Pull out each line of the data that includes the word "title".

** begin **

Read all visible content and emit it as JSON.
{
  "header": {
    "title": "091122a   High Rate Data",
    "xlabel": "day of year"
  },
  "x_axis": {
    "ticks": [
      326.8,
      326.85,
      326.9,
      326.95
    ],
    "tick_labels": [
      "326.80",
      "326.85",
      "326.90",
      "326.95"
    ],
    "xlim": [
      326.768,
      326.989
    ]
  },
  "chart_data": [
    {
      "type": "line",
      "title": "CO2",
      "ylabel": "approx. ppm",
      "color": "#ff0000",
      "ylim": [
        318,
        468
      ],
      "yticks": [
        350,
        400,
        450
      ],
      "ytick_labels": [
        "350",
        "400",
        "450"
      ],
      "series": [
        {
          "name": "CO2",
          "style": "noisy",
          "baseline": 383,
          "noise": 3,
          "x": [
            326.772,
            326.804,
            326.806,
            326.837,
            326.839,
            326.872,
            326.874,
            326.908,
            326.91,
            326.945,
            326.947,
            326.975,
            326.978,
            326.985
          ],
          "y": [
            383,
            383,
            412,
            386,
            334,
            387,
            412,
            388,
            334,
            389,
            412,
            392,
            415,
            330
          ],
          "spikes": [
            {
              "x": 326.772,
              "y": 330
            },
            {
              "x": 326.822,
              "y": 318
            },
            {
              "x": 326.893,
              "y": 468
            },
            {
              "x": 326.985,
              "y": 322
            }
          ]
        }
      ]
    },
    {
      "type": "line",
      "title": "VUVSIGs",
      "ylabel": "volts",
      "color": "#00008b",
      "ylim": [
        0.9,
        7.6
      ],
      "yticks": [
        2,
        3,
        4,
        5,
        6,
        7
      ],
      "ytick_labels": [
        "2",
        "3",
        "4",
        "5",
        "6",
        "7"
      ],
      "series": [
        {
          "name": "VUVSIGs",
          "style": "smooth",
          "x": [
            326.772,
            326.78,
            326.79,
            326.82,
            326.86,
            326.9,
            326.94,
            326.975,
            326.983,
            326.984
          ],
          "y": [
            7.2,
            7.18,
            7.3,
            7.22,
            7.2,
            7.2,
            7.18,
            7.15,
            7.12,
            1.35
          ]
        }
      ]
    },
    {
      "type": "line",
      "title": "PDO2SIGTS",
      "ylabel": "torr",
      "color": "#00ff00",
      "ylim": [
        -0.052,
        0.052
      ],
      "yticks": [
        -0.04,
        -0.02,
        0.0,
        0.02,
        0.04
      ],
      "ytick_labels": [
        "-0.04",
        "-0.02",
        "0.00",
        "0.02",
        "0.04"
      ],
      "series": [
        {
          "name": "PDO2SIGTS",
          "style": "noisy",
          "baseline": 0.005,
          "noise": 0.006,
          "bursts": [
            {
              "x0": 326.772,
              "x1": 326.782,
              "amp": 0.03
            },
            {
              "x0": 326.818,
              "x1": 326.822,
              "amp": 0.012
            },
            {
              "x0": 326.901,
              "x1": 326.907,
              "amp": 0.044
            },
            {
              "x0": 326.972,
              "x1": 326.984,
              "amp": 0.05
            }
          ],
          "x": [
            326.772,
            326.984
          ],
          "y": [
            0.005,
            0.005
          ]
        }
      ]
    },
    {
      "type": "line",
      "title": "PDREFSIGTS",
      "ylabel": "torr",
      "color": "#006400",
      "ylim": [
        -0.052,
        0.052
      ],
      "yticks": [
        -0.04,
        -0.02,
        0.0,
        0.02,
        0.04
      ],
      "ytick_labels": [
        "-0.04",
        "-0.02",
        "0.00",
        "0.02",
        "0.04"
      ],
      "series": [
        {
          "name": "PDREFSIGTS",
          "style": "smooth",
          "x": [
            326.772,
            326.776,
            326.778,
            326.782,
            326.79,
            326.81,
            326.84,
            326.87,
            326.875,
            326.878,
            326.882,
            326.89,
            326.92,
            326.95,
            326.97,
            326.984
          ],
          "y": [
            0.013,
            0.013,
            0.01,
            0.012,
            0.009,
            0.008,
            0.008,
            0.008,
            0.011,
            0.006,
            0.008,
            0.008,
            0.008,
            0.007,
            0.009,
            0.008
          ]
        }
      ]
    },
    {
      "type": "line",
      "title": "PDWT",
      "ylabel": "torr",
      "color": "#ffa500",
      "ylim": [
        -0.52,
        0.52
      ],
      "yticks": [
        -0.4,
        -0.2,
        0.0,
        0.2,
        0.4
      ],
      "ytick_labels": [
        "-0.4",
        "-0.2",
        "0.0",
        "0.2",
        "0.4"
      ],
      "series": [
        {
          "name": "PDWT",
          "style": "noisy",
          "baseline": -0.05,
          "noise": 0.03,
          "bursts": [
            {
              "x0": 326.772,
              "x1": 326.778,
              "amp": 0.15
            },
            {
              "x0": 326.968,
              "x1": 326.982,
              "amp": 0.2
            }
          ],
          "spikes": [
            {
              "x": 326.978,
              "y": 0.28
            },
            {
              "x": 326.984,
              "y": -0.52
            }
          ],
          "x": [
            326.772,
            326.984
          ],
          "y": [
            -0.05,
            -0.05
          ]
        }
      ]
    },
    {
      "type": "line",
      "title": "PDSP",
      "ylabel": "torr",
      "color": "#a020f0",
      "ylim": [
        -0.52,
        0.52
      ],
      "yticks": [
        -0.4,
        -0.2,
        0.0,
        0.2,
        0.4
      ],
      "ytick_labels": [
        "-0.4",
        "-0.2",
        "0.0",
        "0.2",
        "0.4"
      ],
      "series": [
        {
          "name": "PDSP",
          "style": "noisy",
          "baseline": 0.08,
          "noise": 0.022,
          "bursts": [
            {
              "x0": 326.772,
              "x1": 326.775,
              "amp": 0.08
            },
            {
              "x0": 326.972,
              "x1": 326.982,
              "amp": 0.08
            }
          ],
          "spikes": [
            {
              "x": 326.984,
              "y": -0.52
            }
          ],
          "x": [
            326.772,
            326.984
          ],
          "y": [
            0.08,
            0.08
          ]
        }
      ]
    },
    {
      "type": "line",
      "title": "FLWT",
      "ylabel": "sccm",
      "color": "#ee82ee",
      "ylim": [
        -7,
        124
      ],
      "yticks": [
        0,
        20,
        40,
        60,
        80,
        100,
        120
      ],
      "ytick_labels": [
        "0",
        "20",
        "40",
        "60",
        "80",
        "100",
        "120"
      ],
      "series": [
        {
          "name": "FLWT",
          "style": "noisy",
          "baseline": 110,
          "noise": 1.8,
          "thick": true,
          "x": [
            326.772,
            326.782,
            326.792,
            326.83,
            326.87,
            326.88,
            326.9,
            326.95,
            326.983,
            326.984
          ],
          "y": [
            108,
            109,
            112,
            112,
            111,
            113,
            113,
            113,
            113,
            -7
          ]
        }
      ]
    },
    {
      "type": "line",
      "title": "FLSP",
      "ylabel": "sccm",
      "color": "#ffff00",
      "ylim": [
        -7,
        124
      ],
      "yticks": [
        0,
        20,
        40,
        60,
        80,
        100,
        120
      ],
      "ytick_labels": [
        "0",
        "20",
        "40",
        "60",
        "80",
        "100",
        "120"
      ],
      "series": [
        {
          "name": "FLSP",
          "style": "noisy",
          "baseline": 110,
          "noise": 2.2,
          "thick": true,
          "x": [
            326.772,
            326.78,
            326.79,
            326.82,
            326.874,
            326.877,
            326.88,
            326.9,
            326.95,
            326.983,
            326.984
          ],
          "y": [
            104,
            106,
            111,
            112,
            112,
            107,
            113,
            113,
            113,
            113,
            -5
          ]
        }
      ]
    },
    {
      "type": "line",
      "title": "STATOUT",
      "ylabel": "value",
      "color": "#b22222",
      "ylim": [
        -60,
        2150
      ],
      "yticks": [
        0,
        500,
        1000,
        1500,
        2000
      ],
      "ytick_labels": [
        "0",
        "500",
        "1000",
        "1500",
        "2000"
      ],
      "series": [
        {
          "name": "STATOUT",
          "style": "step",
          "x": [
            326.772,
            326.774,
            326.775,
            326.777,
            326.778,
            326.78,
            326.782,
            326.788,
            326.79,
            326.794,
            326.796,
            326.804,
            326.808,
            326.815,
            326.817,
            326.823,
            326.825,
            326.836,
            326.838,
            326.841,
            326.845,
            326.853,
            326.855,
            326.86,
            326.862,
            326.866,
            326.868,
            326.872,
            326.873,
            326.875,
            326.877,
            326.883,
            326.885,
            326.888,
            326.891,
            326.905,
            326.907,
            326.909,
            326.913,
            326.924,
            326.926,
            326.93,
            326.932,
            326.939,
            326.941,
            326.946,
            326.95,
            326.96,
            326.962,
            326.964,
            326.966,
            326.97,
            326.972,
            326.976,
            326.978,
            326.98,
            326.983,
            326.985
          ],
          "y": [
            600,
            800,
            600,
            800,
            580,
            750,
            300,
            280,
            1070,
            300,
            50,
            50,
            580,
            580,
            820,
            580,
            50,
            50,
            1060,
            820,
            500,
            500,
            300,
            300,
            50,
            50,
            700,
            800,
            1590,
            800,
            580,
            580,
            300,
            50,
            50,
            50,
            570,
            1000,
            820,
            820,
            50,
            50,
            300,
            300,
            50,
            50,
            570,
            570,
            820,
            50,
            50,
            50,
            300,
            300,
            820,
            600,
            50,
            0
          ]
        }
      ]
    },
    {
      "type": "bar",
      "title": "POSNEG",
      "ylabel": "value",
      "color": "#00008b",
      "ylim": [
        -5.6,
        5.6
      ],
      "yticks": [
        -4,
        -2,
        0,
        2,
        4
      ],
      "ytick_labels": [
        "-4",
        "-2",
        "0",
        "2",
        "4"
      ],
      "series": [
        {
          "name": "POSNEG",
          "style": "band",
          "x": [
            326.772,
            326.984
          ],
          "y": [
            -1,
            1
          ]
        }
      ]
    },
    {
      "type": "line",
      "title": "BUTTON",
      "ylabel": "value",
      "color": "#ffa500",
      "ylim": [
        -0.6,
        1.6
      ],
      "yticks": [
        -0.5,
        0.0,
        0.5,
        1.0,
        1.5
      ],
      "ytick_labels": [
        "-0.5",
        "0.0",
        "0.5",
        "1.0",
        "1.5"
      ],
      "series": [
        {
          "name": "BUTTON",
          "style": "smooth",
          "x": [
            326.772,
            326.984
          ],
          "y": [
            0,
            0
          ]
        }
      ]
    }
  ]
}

** end **

Result of this task →
    "title": "091122a   High Rate Data",
      "title": "CO2",
      "title": "VUVSIGs",
      "title": "PDO2SIGTS",
      "title": "PDREFSIGTS",
      "title": "PDWT",
      "title": "PDSP",
      "title": "FLWT",
      "title": "FLSP",
      "title": "STATOUT",
      "title": "POSNEG",
      "title": "BUTTON",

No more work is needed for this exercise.